[BEGIN EXERCISE DATA]

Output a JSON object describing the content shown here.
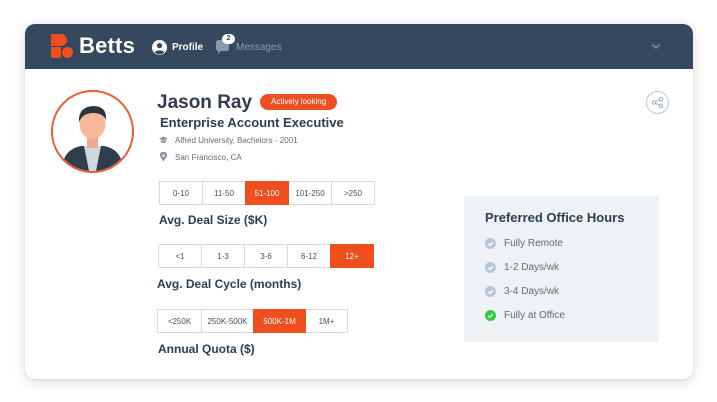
{
  "app": {
    "brand": "Betts"
  },
  "nav": {
    "profile_label": "Profile",
    "messages_label": "Messages",
    "messages_count": "2"
  },
  "profile": {
    "name": "Jason Ray",
    "status": "Actively looking",
    "title": "Enterprise Account Executive",
    "education": "Alfred University, Bachelors - 2001",
    "location": "San Francisco, CA"
  },
  "deal_size": {
    "label": "Avg. Deal Size ($K)",
    "options": [
      "0-10",
      "11-50",
      "51-100",
      "101-250",
      ">250"
    ],
    "selected": "51-100"
  },
  "deal_cycle": {
    "label": "Avg. Deal Cycle (months)",
    "options": [
      "<1",
      "1-3",
      "3-6",
      "6-12",
      "12+"
    ],
    "selected": "12+"
  },
  "quota": {
    "label": "Annual Quota ($)",
    "options": [
      "<250K",
      "250K-500K",
      "500K-1M",
      "1M+"
    ],
    "selected": "500K-1M"
  },
  "office_hours": {
    "title": "Preferred Office Hours",
    "items": [
      {
        "label": "Fully Remote",
        "selected": false
      },
      {
        "label": "1-2 Days/wk",
        "selected": false
      },
      {
        "label": "3-4 Days/wk",
        "selected": false
      },
      {
        "label": "Fully at Office",
        "selected": true
      }
    ]
  },
  "colors": {
    "header": "#34495e",
    "accent": "#ef4e1f",
    "text_dark": "#2c3e50",
    "check_selected": "#2ecc40",
    "check_unselected": "#b9c7d4"
  },
  "icons": {
    "logo": "betts-logo-icon",
    "profile": "user-icon",
    "messages": "chat-bubble-icon",
    "dropdown": "chevron-down-icon",
    "share": "share-icon",
    "education": "graduation-cap-icon",
    "location": "map-pin-icon",
    "check": "check-circle-icon"
  }
}
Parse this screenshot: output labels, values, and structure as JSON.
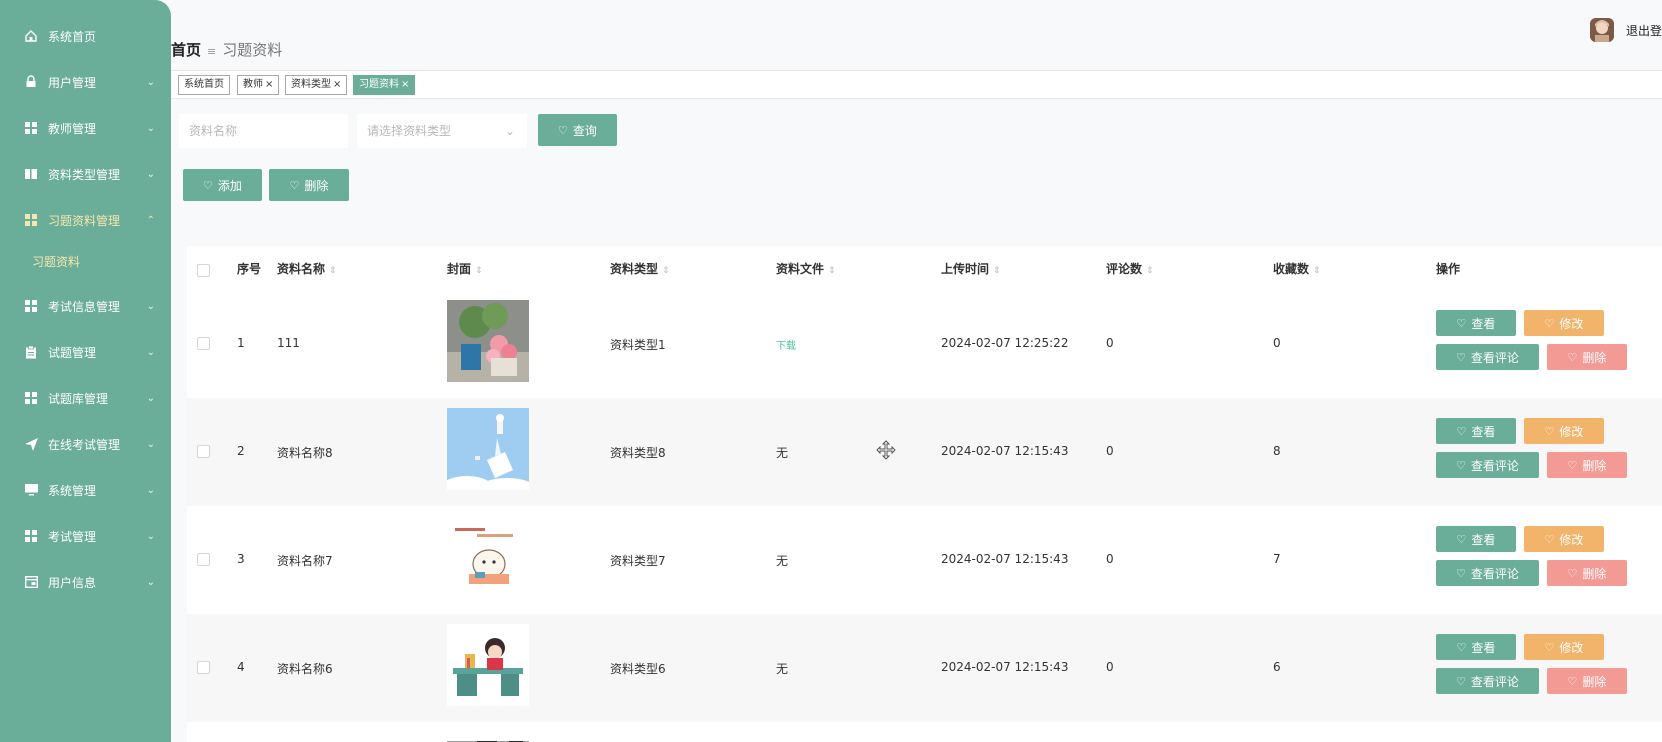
{
  "sidebar": {
    "items": [
      {
        "label": "系统首页",
        "icon": "home-icon",
        "has_arrow": false
      },
      {
        "label": "用户管理",
        "icon": "lock-icon",
        "has_arrow": true
      },
      {
        "label": "教师管理",
        "icon": "grid-icon",
        "has_arrow": true
      },
      {
        "label": "资料类型管理",
        "icon": "book-icon",
        "has_arrow": true
      },
      {
        "label": "习题资料管理",
        "icon": "grid-icon",
        "has_arrow": true,
        "expanded": true
      },
      {
        "label": "考试信息管理",
        "icon": "grid-icon",
        "has_arrow": true
      },
      {
        "label": "试题管理",
        "icon": "clipboard-icon",
        "has_arrow": true
      },
      {
        "label": "试题库管理",
        "icon": "grid-icon",
        "has_arrow": true
      },
      {
        "label": "在线考试管理",
        "icon": "send-icon",
        "has_arrow": true
      },
      {
        "label": "系统管理",
        "icon": "monitor-icon",
        "has_arrow": true
      },
      {
        "label": "考试管理",
        "icon": "grid-icon",
        "has_arrow": true
      },
      {
        "label": "用户信息",
        "icon": "card-icon",
        "has_arrow": true
      }
    ],
    "submenu": {
      "label": "习题资料"
    }
  },
  "header": {
    "breadcrumb_home": "首页",
    "breadcrumb_separator": "≡",
    "breadcrumb_current": "习题资料",
    "logout": "退出登录"
  },
  "tags": [
    {
      "label": "系统首页",
      "closable": false,
      "active": false
    },
    {
      "label": "教师",
      "closable": true,
      "active": false
    },
    {
      "label": "资料类型",
      "closable": true,
      "active": false
    },
    {
      "label": "习题资料",
      "closable": true,
      "active": true
    }
  ],
  "tag_close_glyph": "×",
  "search": {
    "name_placeholder": "资料名称",
    "type_placeholder": "请选择资料类型",
    "query_label": "查询"
  },
  "toolbar": {
    "add_label": "添加",
    "delete_label": "删除"
  },
  "table": {
    "columns": [
      "序号",
      "资料名称",
      "封面",
      "资料类型",
      "资料文件",
      "上传时间",
      "评论数",
      "收藏数",
      "操作"
    ],
    "sort_glyph": "⇕",
    "rows": [
      {
        "index": "1",
        "name": "111",
        "type": "资料类型1",
        "file": "下载",
        "file_is_link": true,
        "time": "2024-02-07 12:25:22",
        "comments": "0",
        "favorites": "0"
      },
      {
        "index": "2",
        "name": "资料名称8",
        "type": "资料类型8",
        "file": "无",
        "file_is_link": false,
        "time": "2024-02-07 12:15:43",
        "comments": "0",
        "favorites": "8"
      },
      {
        "index": "3",
        "name": "资料名称7",
        "type": "资料类型7",
        "file": "无",
        "file_is_link": false,
        "time": "2024-02-07 12:15:43",
        "comments": "0",
        "favorites": "7"
      },
      {
        "index": "4",
        "name": "资料名称6",
        "type": "资料类型6",
        "file": "无",
        "file_is_link": false,
        "time": "2024-02-07 12:15:43",
        "comments": "0",
        "favorites": "6"
      }
    ],
    "actions": {
      "view": "查看",
      "edit": "修改",
      "view_comments": "查看评论",
      "delete": "删除"
    }
  },
  "colors": {
    "accent": "#6aad98",
    "edit": "#f1b46a",
    "delete": "#f39a95",
    "link": "#47c3a0",
    "active_menu_text": "#f6e6b0"
  }
}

[END EXERCISE DATA]

#### [PROMPT]
In the material above, find each line that contains the word "location", and select it.

#### [CORRECT ANSWER]
    "location": "San Francisco, CA"
    "location": "map-pin-icon",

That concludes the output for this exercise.